Reproduce all entries word for word.

— start of Supplied records —

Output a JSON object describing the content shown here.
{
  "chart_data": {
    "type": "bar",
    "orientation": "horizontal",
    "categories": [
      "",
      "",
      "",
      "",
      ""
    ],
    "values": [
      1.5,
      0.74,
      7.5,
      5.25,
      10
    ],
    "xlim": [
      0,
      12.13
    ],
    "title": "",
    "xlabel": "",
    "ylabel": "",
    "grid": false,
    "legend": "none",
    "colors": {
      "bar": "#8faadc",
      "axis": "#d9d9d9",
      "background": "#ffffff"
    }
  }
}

— end of Supplied records —

#### Answer below
Output a JSON object describing the content shown here.
{
  "chart_data": {
    "type": "bar",
    "orientation": "horizontal",
    "categories": [
      "",
      "",
      "",
      "",
      ""
    ],
    "values": [
      1.5,
      0.74,
      7.5,
      5.25,
      10
    ],
    "xlim": [
      0,
      12.13
    ],
    "title": "",
    "xlabel": "",
    "ylabel": "",
    "grid": false,
    "legend": "none",
    "colors": {
      "bar": "#8faadc",
      "axis": "#d9d9d9",
      "background": "#ffffff"
    }
  }
}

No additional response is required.